CHALLENGE: In the listing below, count each line containing "ylabel" and answer with the count only.

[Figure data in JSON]
+++++

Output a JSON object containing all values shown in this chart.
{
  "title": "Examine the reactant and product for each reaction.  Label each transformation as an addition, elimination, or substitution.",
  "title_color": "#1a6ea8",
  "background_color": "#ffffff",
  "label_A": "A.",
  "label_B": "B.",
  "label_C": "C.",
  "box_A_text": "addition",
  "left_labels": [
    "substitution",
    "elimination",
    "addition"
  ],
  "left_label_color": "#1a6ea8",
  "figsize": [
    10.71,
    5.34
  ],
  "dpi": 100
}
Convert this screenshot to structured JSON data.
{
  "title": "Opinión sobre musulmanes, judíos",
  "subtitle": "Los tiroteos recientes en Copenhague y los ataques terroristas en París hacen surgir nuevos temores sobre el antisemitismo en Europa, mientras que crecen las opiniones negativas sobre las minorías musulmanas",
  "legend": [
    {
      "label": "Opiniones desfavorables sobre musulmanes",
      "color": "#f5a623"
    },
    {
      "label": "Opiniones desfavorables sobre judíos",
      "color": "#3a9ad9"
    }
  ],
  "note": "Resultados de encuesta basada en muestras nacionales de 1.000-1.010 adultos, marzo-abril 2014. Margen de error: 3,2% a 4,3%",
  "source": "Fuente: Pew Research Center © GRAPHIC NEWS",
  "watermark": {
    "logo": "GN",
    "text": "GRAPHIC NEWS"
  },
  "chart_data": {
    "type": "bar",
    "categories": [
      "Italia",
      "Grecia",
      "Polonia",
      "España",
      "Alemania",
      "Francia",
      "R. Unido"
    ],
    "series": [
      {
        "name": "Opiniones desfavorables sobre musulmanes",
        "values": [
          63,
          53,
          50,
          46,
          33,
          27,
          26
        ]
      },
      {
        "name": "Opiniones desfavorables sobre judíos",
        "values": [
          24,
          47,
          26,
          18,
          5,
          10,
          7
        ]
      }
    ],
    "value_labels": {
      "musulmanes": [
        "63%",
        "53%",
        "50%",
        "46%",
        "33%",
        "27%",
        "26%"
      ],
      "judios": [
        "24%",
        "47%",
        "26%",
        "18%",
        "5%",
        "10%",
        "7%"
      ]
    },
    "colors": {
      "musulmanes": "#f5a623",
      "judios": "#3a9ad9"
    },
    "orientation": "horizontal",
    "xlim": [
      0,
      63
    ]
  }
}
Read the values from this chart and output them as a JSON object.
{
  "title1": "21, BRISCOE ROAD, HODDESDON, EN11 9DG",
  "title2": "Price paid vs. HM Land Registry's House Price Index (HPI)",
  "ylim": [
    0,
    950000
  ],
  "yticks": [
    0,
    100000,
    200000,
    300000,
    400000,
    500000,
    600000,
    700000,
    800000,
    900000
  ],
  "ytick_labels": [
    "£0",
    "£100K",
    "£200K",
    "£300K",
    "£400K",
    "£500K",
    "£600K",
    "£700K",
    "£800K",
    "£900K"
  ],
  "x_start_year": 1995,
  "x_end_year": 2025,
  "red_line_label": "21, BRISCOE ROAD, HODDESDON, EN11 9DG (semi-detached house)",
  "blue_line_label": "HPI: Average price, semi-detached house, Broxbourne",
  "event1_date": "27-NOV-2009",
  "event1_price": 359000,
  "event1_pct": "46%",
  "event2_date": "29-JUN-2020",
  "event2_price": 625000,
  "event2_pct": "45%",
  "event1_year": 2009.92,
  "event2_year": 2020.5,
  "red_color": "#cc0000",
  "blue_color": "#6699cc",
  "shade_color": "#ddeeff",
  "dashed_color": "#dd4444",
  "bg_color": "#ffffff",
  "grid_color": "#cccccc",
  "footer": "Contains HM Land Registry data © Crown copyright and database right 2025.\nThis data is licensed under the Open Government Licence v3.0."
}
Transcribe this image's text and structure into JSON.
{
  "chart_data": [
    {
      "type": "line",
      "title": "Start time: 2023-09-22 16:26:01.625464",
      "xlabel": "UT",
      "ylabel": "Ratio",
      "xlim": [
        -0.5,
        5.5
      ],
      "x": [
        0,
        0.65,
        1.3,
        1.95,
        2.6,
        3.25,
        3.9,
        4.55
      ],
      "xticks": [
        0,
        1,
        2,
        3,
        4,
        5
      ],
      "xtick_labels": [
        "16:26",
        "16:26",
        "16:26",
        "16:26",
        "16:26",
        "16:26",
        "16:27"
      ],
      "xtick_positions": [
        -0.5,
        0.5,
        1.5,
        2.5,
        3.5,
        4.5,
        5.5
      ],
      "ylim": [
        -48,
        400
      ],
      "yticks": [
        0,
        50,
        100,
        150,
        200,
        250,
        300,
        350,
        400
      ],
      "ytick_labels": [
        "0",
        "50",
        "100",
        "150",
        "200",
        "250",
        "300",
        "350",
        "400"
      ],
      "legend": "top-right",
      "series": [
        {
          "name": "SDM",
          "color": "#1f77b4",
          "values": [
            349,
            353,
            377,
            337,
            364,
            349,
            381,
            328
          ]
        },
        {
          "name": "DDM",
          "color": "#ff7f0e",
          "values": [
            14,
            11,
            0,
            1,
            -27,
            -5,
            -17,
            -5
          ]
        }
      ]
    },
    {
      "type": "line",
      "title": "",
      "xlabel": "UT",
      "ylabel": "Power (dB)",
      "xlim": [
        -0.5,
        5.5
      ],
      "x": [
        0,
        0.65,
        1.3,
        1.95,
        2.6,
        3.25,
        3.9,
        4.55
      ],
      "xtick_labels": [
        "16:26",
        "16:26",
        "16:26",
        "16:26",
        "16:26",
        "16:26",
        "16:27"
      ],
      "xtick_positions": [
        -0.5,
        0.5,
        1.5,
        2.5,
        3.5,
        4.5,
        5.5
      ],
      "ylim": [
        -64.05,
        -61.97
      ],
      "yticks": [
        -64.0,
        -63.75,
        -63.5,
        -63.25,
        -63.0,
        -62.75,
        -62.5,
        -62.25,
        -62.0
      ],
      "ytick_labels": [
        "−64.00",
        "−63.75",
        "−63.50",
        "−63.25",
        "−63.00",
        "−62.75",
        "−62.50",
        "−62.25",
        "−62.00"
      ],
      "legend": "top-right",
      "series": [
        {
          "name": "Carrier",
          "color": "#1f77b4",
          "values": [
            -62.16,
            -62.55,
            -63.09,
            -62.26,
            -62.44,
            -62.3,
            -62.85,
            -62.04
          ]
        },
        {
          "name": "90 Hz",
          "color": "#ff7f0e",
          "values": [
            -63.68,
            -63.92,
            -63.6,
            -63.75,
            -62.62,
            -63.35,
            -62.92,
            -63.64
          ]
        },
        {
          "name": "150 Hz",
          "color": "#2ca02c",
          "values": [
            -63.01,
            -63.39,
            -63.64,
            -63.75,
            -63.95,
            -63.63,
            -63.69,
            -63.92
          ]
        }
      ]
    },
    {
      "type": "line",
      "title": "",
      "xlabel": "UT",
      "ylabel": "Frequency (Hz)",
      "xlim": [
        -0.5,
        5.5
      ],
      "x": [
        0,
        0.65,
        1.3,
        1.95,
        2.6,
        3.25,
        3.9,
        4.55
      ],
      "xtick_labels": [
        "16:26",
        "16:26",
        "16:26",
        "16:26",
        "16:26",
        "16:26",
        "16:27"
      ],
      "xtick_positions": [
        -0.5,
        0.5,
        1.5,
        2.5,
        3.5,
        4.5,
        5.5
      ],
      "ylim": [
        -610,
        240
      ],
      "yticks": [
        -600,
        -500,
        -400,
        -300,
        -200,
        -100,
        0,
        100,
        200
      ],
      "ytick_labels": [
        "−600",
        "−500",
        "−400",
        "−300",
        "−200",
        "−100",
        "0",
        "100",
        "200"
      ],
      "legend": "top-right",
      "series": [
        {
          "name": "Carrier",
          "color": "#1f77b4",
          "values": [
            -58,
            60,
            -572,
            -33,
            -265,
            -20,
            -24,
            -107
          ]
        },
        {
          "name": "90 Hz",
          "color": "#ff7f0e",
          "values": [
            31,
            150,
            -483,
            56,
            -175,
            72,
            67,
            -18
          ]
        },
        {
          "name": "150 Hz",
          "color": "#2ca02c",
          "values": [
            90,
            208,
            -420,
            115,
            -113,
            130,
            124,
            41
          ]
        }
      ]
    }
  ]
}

+++++

EXERCISE RESULT: 3